[What is needed]
Copy the rows below word for word, leaving out the pictures.

[Exercise materials]
──────

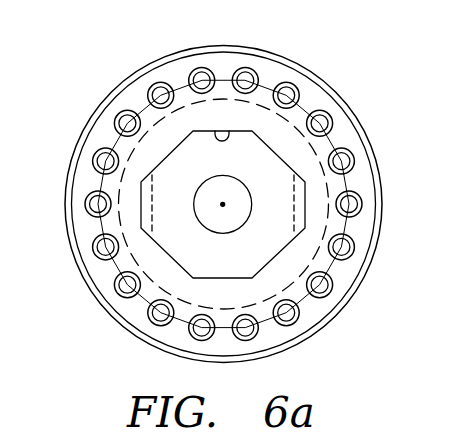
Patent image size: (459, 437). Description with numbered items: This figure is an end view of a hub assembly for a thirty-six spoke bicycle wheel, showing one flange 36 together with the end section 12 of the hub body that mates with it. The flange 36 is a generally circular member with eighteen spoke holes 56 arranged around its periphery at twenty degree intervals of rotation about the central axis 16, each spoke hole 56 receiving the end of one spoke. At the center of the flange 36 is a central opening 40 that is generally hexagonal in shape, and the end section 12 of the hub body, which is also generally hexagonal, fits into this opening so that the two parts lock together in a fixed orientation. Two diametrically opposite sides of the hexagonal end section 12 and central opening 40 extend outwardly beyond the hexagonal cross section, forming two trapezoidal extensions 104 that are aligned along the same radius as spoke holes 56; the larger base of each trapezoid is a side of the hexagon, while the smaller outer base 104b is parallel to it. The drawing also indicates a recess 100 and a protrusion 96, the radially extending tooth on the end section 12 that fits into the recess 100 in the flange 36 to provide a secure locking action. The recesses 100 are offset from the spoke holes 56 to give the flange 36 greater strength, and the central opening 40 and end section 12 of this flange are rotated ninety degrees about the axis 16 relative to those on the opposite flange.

The flange 36 is at (117, 82).
The recess 100 is at (230, 130).
The protrusion 96 is at (257, 157).
The trapezoidal extension 104 is at (300, 192).
The smaller outer base 104b is at (106, 161).
The axis 16 is at (222, 204).
The end section 12 is at (237, 265).
The central opening 40 is at (267, 248).
The spoke hole 56 is at (127, 285).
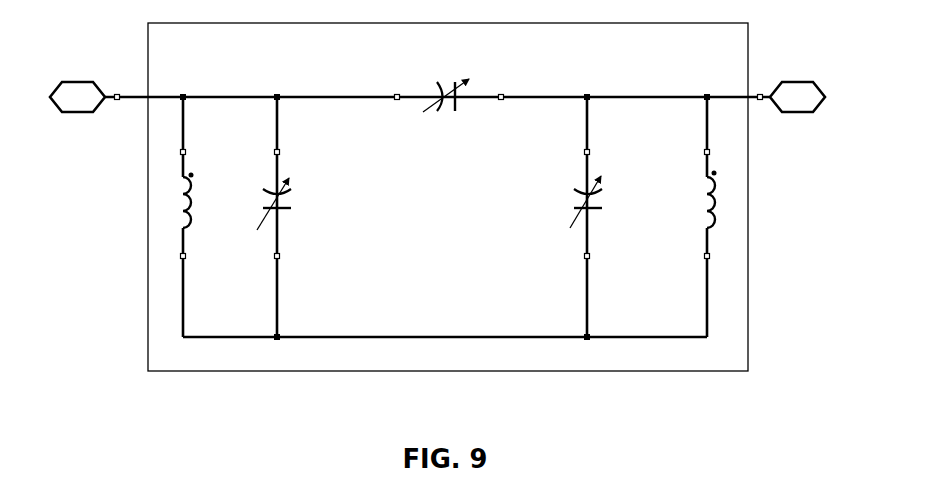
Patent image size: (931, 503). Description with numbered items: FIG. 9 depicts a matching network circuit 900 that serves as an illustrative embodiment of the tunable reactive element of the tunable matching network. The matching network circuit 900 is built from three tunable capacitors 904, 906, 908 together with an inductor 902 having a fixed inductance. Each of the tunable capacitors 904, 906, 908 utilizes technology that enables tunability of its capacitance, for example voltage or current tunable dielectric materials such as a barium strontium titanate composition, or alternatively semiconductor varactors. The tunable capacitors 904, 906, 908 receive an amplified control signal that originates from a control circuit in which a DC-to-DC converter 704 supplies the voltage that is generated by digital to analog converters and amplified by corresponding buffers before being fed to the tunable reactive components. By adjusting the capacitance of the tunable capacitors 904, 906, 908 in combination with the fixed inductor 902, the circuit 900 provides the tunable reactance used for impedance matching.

The DC-to-DC converter 704 is at (733, 53).
The matching network circuit 900 is at (444, 218).
The inductor 902 is at (189, 203).
The tunable capacitor 904 is at (287, 210).
The tunable capacitor 906 is at (457, 107).
The tunable capacitor 908 is at (598, 210).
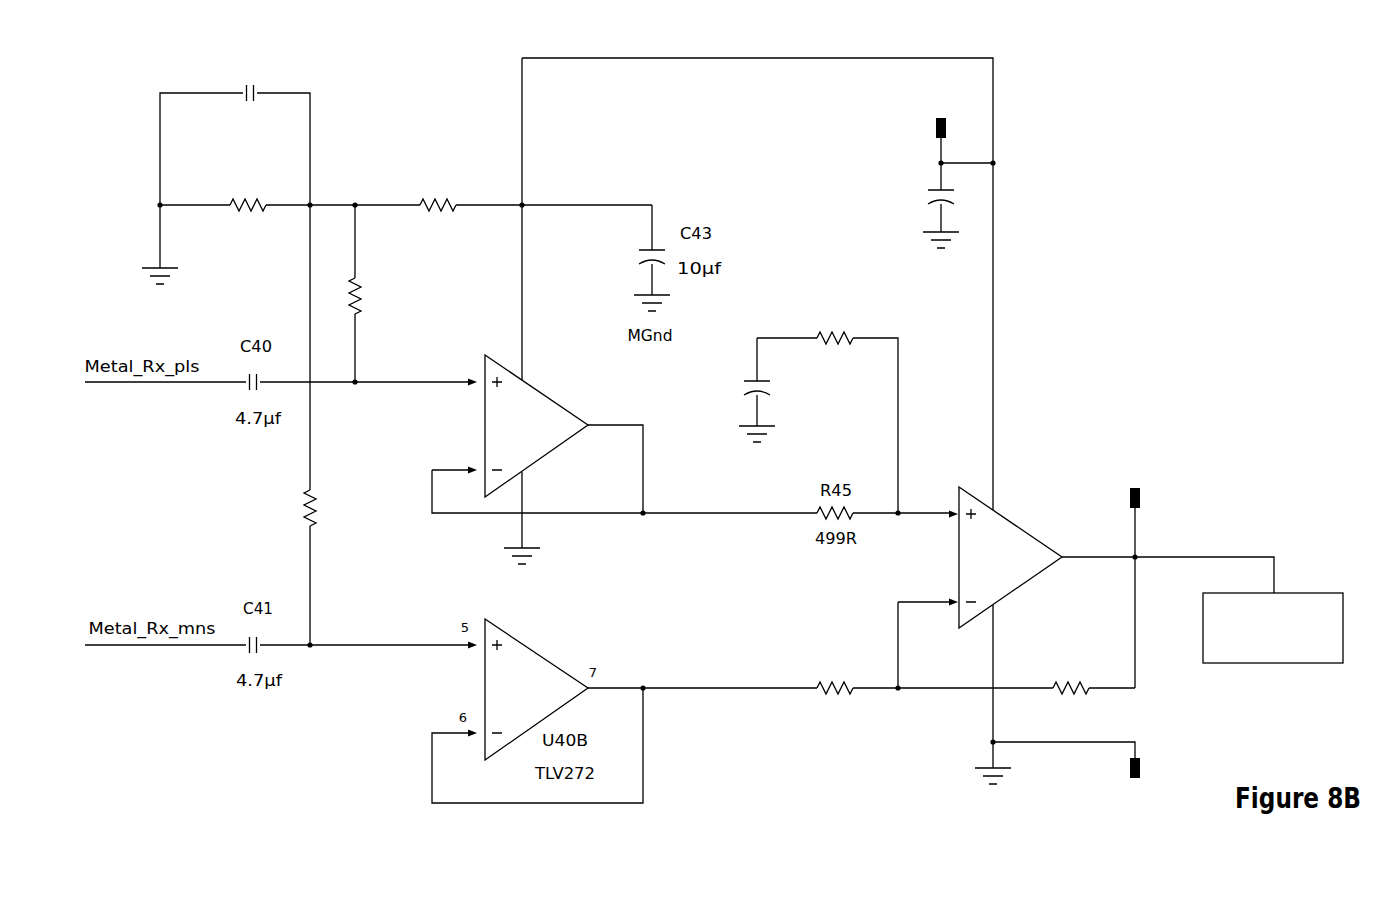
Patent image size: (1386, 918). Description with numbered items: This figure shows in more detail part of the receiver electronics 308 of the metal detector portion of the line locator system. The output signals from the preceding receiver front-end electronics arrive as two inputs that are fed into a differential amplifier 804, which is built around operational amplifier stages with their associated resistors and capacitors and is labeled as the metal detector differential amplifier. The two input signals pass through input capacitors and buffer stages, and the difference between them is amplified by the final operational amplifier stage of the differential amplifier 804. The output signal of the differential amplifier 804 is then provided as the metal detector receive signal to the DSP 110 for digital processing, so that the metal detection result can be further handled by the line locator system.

The receiver electronics 308 is at (440, 137).
The differential amplifier 804 is at (1170, 180).
The DSP 110 is at (1274, 663).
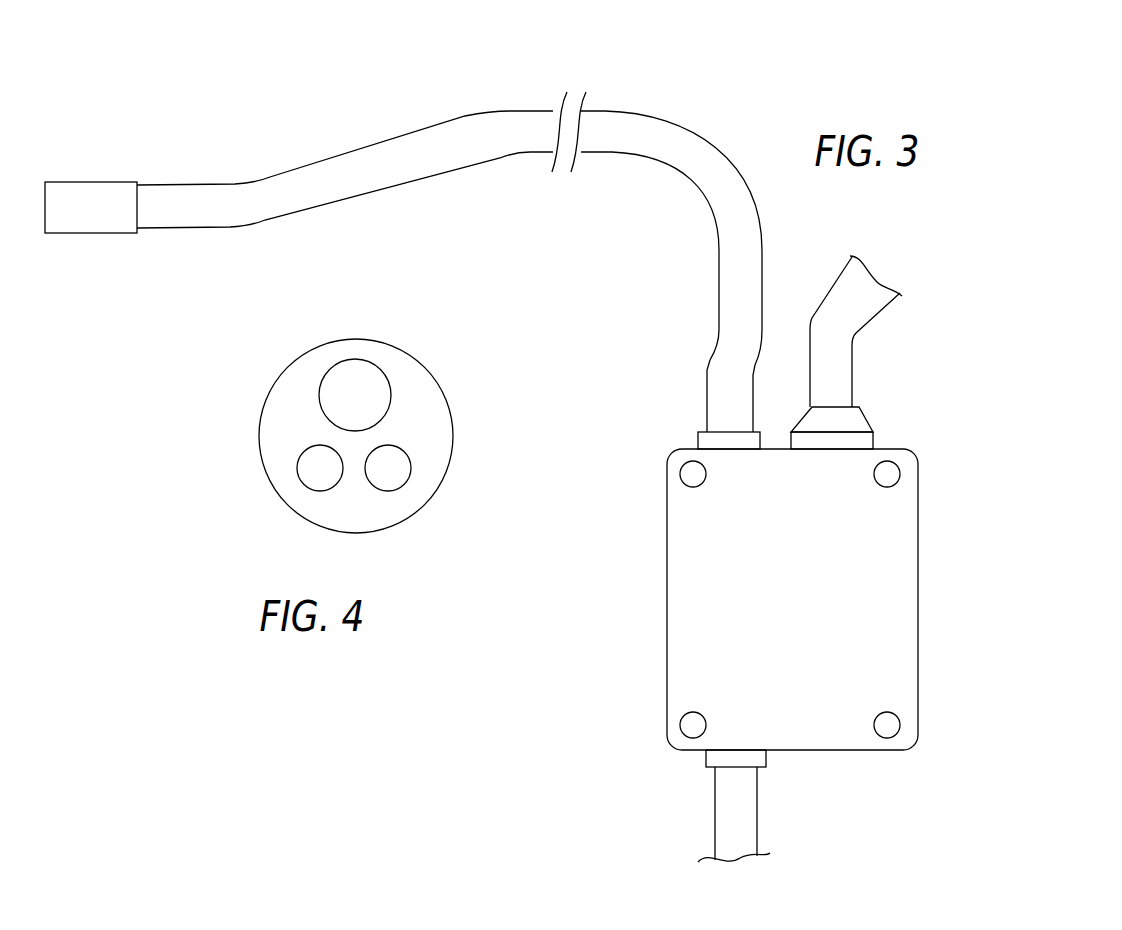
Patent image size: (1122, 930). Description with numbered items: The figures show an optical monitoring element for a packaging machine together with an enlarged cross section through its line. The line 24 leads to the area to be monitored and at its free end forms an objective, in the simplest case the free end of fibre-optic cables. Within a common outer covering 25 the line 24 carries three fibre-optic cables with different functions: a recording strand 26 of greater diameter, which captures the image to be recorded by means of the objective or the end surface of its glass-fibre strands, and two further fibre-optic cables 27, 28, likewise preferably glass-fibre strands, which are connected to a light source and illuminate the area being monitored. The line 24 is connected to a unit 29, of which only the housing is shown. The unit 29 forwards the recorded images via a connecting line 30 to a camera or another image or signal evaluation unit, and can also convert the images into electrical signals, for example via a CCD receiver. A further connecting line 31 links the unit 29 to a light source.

In FIG. 3, the line 24 is at (403, 240).
In FIG. 4, the line 24 is at (323, 411).
In FIG. 3, the outer covering 25 is at (500, 110).
In FIG. 4, the outer covering 25 is at (453, 413).
In FIG. 4, the recording strand 26 is at (373, 375).
In FIG. 4, the fibre-optic cable 27 is at (303, 470).
In FIG. 4, the fibre-optic cable 28 is at (400, 470).
In FIG. 3, the unit 29 is at (938, 556).
In FIG. 3, the connecting line 30 is at (840, 365).
In FIG. 3, the connecting line 31 is at (740, 825).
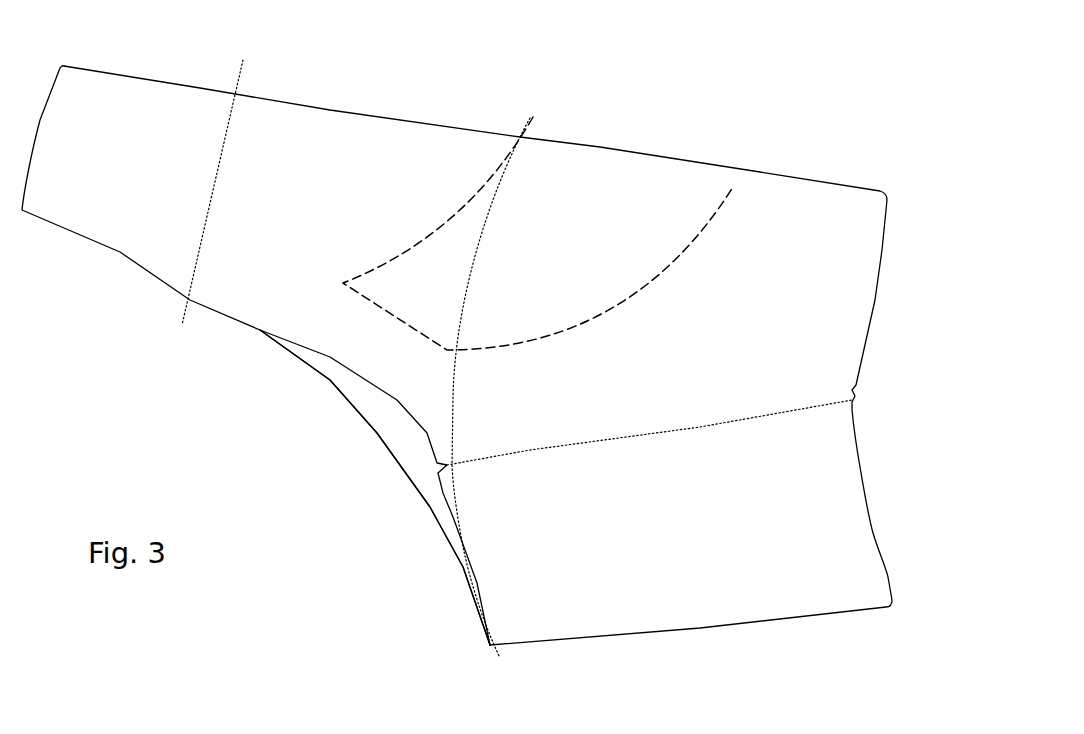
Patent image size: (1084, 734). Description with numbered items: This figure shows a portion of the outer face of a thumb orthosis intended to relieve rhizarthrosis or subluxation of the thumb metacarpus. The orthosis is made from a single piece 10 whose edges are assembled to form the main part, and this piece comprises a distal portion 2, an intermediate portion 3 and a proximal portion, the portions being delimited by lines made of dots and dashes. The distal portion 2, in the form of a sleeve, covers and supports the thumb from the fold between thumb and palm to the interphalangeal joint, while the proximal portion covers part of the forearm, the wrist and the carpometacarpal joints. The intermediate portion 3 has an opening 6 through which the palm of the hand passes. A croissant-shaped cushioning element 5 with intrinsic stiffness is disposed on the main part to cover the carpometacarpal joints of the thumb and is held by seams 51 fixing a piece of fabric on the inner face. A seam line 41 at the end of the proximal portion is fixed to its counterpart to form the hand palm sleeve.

The single piece 10 is at (810, 136).
The distal portion 2 is at (122, 222).
The intermediate portion 3 is at (345, 313).
The cushioning element 5 is at (567, 170).
The seams 51 is at (722, 193).
The opening 6 is at (406, 434).
The seam line 41 is at (588, 435).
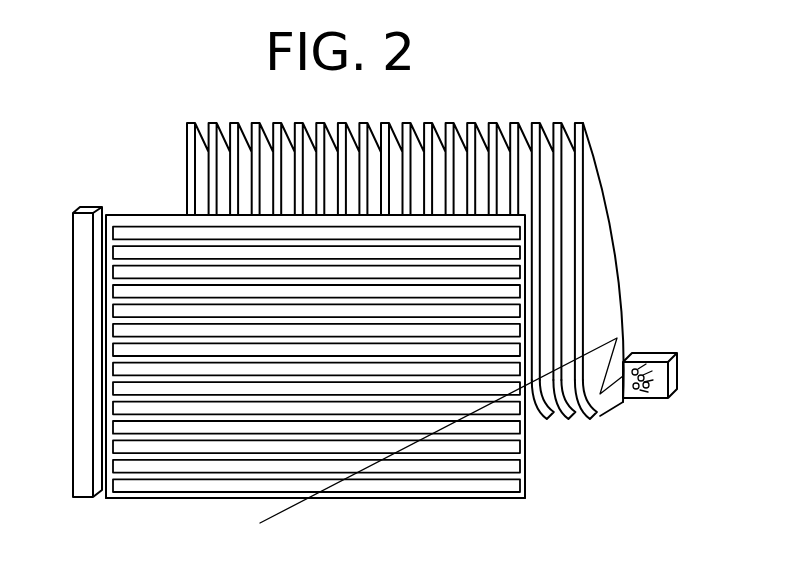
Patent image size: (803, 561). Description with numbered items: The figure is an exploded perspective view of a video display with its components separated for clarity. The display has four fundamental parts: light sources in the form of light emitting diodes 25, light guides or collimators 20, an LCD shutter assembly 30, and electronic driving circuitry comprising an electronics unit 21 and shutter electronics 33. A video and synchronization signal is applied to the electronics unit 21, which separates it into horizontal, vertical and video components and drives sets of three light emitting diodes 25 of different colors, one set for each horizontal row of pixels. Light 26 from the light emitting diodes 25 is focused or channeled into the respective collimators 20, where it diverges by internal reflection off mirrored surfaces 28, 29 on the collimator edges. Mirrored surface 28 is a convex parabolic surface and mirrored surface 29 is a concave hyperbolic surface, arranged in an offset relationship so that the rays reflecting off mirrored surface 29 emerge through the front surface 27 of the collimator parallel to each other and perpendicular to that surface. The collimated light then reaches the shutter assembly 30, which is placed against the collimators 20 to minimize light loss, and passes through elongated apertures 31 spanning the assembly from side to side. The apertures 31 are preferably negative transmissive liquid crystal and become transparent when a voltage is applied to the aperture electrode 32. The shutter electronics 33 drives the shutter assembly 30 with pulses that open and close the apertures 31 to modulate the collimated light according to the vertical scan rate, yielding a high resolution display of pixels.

The light guides 20 is at (442, 285).
The electronics unit 21 is at (652, 356).
The light emitting diodes 25 is at (648, 397).
The light 26 is at (285, 508).
The front surface 27 is at (577, 137).
The mirrored surface 28 is at (556, 417).
The mirrored surface 29 is at (619, 278).
The shutter assembly 30 is at (316, 345).
The apertures 31 is at (158, 233).
The aperture electrode 32 is at (107, 499).
The shutter electronics 33 is at (82, 257).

──────

[Task result]
Patent image size: (459, 437). Description with numbered items: This figure is an end view of a hub assembly for a thirty-six spoke bicycle wheel, showing one flange 36 together with the end section 12 of the hub body that mates with it. The flange 36 is a generally circular member with eighteen spoke holes 56 arranged around its periphery at twenty degree intervals of rotation about the central axis 16, each spoke hole 56 receiving the end of one spoke. At the center of the flange 36 is a central opening 40 that is generally hexagonal in shape, and the end section 12 of the hub body, which is also generally hexagonal, fits into this opening so that the two parts lock together in a fixed orientation. Two diametrically opposite sides of the hexagonal end section 12 and central opening 40 extend outwardly beyond the hexagonal cross section, forming two trapezoidal extensions 104 that are aligned along the same radius as spoke holes 56; the larger base of each trapezoid is a side of the hexagon, while the smaller outer base 104b is parallel to it. The drawing also indicates a recess 100 and a protrusion 96, the radially extending tooth on the end section 12 that fits into the recess 100 in the flange 36 to provide a secure locking action. The recesses 100 are offset from the spoke holes 56 to give the flange 36 greater strength, and the central opening 40 and end section 12 of this flange are rotated ninety degrees about the axis 16 relative to those on the opposite flange.

The flange 36 is at (117, 82).
The recess 100 is at (230, 130).
The protrusion 96 is at (257, 157).
The trapezoidal extension 104 is at (300, 192).
The smaller outer base 104b is at (106, 161).
The axis 16 is at (222, 204).
The end section 12 is at (237, 265).
The central opening 40 is at (267, 248).
The spoke hole 56 is at (127, 285).
Patent image size: (931, 503). Description with numbered items: FIG. 9 depicts a matching network circuit 900 that serves as an illustrative embodiment of the tunable reactive element of the tunable matching network. The matching network circuit 900 is built from three tunable capacitors 904, 906, 908 together with an inductor 902 having a fixed inductance. Each of the tunable capacitors 904, 906, 908 utilizes technology that enables tunability of its capacitance, for example voltage or current tunable dielectric materials such as a barium strontium titanate composition, or alternatively semiconductor varactors. The tunable capacitors 904, 906, 908 receive an amplified control signal that originates from a control circuit in which a DC-to-DC converter 704 supplies the voltage that is generated by digital to analog converters and amplified by corresponding buffers before being fed to the tunable reactive components. By adjusting the capacitance of the tunable capacitors 904, 906, 908 in combination with the fixed inductor 902, the circuit 900 provides the tunable reactance used for impedance matching.

The DC-to-DC converter 704 is at (733, 53).
The matching network circuit 900 is at (444, 218).
The inductor 902 is at (189, 203).
The tunable capacitor 904 is at (287, 210).
The tunable capacitor 906 is at (457, 107).
The tunable capacitor 908 is at (598, 210).
Patent image size: (1386, 918). Description with numbered items: This figure shows in more detail part of the receiver electronics 308 of the metal detector portion of the line locator system. The output signals from the preceding receiver front-end electronics arrive as two inputs that are fed into a differential amplifier 804, which is built around operational amplifier stages with their associated resistors and capacitors and is labeled as the metal detector differential amplifier. The two input signals pass through input capacitors and buffer stages, and the difference between them is amplified by the final operational amplifier stage of the differential amplifier 804. The output signal of the differential amplifier 804 is then provided as the metal detector receive signal to the DSP 110 for digital processing, so that the metal detection result can be further handled by the line locator system.

The receiver electronics 308 is at (440, 137).
The differential amplifier 804 is at (1170, 180).
The DSP 110 is at (1274, 663).
Patent image size: (1122, 930). Description with numbered items: The figures show an optical monitoring element for a packaging machine together with an enlarged cross section through its line. The line 24 leads to the area to be monitored and at its free end forms an objective, in the simplest case the free end of fibre-optic cables. Within a common outer covering 25 the line 24 carries three fibre-optic cables with different functions: a recording strand 26 of greater diameter, which captures the image to be recorded by means of the objective or the end surface of its glass-fibre strands, and two further fibre-optic cables 27, 28, likewise preferably glass-fibre strands, which are connected to a light source and illuminate the area being monitored. The line 24 is connected to a unit 29, of which only the housing is shown. The unit 29 forwards the recorded images via a connecting line 30 to a camera or another image or signal evaluation unit, and can also convert the images into electrical signals, for example via a CCD receiver. A further connecting line 31 links the unit 29 to a light source.

In FIG. 3, the line 24 is at (403, 240).
In FIG. 4, the line 24 is at (323, 411).
In FIG. 3, the outer covering 25 is at (500, 110).
In FIG. 4, the outer covering 25 is at (453, 413).
In FIG. 4, the recording strand 26 is at (373, 375).
In FIG. 4, the fibre-optic cable 27 is at (303, 470).
In FIG. 4, the fibre-optic cable 28 is at (400, 470).
In FIG. 3, the unit 29 is at (938, 556).
In FIG. 3, the connecting line 30 is at (840, 365).
In FIG. 3, the connecting line 31 is at (740, 825).
Patent image size: (1084, 734). Description with numbered items: This figure shows a portion of the outer face of a thumb orthosis intended to relieve rhizarthrosis or subluxation of the thumb metacarpus. The orthosis is made from a single piece 10 whose edges are assembled to form the main part, and this piece comprises a distal portion 2, an intermediate portion 3 and a proximal portion, the portions being delimited by lines made of dots and dashes. The distal portion 2, in the form of a sleeve, covers and supports the thumb from the fold between thumb and palm to the interphalangeal joint, while the proximal portion covers part of the forearm, the wrist and the carpometacarpal joints. The intermediate portion 3 has an opening 6 through which the palm of the hand passes. A croissant-shaped cushioning element 5 with intrinsic stiffness is disposed on the main part to cover the carpometacarpal joints of the thumb and is held by seams 51 fixing a piece of fabric on the inner face. A seam line 41 at the end of the proximal portion is fixed to its counterpart to form the hand palm sleeve.

The single piece 10 is at (810, 136).
The distal portion 2 is at (122, 222).
The intermediate portion 3 is at (345, 313).
The cushioning element 5 is at (567, 170).
The seams 51 is at (722, 193).
The opening 6 is at (406, 434).
The seam line 41 is at (588, 435).
Patent image size: (803, 561). Description with numbered items: The figure is an exploded perspective view of a video display with its components separated for clarity. The display has four fundamental parts: light sources in the form of light emitting diodes 25, light guides or collimators 20, an LCD shutter assembly 30, and electronic driving circuitry comprising an electronics unit 21 and shutter electronics 33. A video and synchronization signal is applied to the electronics unit 21, which separates it into horizontal, vertical and video components and drives sets of three light emitting diodes 25 of different colors, one set for each horizontal row of pixels. Light 26 from the light emitting diodes 25 is focused or channeled into the respective collimators 20, where it diverges by internal reflection off mirrored surfaces 28, 29 on the collimator edges. Mirrored surface 28 is a convex parabolic surface and mirrored surface 29 is a concave hyperbolic surface, arranged in an offset relationship so that the rays reflecting off mirrored surface 29 emerge through the front surface 27 of the collimator parallel to each other and perpendicular to that surface. The collimated light then reaches the shutter assembly 30, which is placed against the collimators 20 to minimize light loss, and passes through elongated apertures 31 spanning the assembly from side to side. The apertures 31 are preferably negative transmissive liquid crystal and become transparent when a voltage is applied to the aperture electrode 32. The shutter electronics 33 drives the shutter assembly 30 with pulses that open and close the apertures 31 to modulate the collimated light according to the vertical scan rate, yielding a high resolution display of pixels.

The light guides 20 is at (442, 285).
The electronics unit 21 is at (652, 356).
The light emitting diodes 25 is at (648, 397).
The light 26 is at (285, 508).
The front surface 27 is at (577, 137).
The mirrored surface 28 is at (556, 417).
The mirrored surface 29 is at (619, 278).
The shutter assembly 30 is at (316, 345).
The apertures 31 is at (158, 233).
The aperture electrode 32 is at (107, 499).
The shutter electronics 33 is at (82, 257).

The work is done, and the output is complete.